Prompt: Rewrite the material from its first line through the line holding "y-tick-label: 0.4 <box>6 132 30 153</box>", inclusive, swapping "funnel-left-line" for "funnel-left-edge" and leaving everything else as it is.

Available records:
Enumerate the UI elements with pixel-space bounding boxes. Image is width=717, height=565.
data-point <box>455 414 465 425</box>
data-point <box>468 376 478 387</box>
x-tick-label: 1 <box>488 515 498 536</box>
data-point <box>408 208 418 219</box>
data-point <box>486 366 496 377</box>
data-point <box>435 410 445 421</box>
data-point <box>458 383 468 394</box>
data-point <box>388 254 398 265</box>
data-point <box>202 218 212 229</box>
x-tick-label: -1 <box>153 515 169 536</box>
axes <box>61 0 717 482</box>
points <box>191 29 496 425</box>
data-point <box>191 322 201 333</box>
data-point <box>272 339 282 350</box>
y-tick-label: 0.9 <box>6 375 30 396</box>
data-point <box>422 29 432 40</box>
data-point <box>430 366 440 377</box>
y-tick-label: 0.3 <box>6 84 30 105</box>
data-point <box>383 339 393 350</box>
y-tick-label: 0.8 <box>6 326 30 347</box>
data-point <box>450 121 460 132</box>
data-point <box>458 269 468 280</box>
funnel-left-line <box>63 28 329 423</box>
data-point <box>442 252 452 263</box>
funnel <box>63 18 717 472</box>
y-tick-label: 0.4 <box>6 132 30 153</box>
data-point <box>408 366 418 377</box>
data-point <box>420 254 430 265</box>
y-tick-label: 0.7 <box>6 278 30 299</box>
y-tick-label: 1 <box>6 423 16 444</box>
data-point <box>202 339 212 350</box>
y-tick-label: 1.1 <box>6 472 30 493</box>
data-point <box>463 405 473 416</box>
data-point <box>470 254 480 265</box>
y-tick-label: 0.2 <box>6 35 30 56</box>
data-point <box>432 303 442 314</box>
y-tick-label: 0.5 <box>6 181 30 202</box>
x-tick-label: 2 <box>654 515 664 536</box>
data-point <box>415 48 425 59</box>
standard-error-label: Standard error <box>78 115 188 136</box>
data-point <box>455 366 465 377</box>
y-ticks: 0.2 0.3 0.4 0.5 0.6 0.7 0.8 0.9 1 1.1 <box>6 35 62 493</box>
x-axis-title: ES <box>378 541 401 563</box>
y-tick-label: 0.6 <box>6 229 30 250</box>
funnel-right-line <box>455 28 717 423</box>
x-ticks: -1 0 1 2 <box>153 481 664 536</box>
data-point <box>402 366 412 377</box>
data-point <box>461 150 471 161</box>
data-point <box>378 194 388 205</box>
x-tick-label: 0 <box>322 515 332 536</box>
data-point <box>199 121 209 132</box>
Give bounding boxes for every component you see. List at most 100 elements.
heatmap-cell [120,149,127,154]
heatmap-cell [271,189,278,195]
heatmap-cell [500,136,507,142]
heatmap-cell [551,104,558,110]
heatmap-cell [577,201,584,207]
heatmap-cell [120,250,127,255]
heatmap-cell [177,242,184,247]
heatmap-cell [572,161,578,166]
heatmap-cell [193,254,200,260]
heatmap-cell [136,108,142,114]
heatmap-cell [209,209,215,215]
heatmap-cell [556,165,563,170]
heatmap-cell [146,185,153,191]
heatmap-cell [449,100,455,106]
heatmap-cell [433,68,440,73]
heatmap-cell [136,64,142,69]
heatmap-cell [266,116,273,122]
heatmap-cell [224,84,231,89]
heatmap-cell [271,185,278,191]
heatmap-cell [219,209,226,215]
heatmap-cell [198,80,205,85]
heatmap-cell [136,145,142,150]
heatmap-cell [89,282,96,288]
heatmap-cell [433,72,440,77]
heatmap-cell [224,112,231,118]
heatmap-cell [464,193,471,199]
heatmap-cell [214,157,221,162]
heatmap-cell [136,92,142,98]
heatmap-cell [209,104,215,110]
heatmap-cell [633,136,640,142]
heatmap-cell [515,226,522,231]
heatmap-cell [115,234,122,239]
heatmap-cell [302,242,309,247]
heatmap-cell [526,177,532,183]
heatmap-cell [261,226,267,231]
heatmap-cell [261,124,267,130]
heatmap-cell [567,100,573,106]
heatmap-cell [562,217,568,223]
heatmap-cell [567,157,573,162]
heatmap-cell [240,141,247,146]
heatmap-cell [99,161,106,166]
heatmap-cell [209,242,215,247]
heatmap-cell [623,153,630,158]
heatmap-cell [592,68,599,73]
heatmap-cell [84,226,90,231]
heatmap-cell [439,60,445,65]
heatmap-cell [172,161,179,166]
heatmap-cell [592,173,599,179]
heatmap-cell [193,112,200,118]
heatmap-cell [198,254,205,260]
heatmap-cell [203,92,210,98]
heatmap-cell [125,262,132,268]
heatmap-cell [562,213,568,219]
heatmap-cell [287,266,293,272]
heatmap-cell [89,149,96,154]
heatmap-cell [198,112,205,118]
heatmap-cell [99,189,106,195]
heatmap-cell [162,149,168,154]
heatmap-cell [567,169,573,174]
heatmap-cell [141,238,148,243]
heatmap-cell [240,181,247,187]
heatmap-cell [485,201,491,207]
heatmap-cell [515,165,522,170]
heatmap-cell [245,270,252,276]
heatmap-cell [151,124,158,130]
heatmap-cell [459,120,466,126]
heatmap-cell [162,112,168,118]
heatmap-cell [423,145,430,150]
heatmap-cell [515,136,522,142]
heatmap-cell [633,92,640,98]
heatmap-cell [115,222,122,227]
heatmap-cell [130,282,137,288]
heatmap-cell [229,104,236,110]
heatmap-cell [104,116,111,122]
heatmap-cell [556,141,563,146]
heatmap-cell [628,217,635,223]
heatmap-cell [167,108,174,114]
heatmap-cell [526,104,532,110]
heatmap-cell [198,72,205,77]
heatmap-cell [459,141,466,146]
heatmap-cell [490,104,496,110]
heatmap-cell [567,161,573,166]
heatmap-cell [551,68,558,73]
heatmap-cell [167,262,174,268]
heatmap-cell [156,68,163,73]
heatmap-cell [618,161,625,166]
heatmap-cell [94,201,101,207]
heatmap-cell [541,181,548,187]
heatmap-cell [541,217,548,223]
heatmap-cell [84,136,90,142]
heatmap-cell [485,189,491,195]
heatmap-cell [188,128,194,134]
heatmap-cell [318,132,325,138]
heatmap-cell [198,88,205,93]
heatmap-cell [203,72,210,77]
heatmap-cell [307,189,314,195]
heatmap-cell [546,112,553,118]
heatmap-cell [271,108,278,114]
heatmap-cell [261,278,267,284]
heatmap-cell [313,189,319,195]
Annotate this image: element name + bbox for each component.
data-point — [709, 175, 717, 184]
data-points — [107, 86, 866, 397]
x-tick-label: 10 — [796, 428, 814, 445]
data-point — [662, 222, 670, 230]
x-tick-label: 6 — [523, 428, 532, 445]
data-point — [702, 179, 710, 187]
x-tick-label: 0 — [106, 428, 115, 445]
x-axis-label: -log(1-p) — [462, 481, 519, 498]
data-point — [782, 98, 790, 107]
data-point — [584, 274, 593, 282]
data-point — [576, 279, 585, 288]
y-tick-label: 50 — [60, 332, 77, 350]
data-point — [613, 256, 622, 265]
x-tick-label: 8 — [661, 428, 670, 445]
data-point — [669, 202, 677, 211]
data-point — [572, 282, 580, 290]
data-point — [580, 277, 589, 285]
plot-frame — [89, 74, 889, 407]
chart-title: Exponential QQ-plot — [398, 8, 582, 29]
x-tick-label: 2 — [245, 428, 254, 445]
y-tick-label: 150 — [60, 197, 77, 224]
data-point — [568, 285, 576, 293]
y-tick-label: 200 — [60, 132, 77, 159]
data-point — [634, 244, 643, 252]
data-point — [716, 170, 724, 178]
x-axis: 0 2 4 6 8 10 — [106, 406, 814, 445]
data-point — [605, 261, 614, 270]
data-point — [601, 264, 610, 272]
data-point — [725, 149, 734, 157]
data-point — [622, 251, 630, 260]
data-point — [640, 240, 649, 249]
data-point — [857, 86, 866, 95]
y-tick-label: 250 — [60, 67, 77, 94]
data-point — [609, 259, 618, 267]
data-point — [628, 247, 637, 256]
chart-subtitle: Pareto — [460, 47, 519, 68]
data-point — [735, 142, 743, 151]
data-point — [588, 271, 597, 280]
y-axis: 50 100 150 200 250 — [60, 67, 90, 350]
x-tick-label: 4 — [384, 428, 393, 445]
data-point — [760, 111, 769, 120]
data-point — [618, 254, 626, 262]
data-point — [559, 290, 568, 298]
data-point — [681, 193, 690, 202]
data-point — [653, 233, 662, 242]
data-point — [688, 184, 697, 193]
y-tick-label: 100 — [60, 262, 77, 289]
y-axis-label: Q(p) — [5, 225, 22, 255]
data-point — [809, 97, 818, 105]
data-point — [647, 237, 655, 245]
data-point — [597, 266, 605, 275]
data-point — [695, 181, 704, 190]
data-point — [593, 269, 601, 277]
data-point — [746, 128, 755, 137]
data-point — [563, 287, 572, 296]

Solution to this exercise:
Enumerate the UI elements with pixel-space bounding boxes. Image is width=717, height=565.
data-point <box>455 414 465 425</box>
data-point <box>468 376 478 387</box>
x-tick-label: 1 <box>488 515 498 536</box>
data-point <box>408 208 418 219</box>
data-point <box>486 366 496 377</box>
data-point <box>435 410 445 421</box>
data-point <box>458 383 468 394</box>
data-point <box>388 254 398 265</box>
data-point <box>202 218 212 229</box>
x-tick-label: -1 <box>153 515 169 536</box>
axes <box>61 0 717 482</box>
points <box>191 29 496 425</box>
data-point <box>191 322 201 333</box>
data-point <box>272 339 282 350</box>
y-tick-label: 0.9 <box>6 375 30 396</box>
data-point <box>422 29 432 40</box>
data-point <box>430 366 440 377</box>
y-tick-label: 0.3 <box>6 84 30 105</box>
data-point <box>383 339 393 350</box>
y-tick-label: 0.8 <box>6 326 30 347</box>
data-point <box>450 121 460 132</box>
data-point <box>458 269 468 280</box>
funnel-left-edge <box>63 28 329 423</box>
data-point <box>442 252 452 263</box>
funnel <box>63 18 717 472</box>
y-tick-label: 0.4 <box>6 132 30 153</box>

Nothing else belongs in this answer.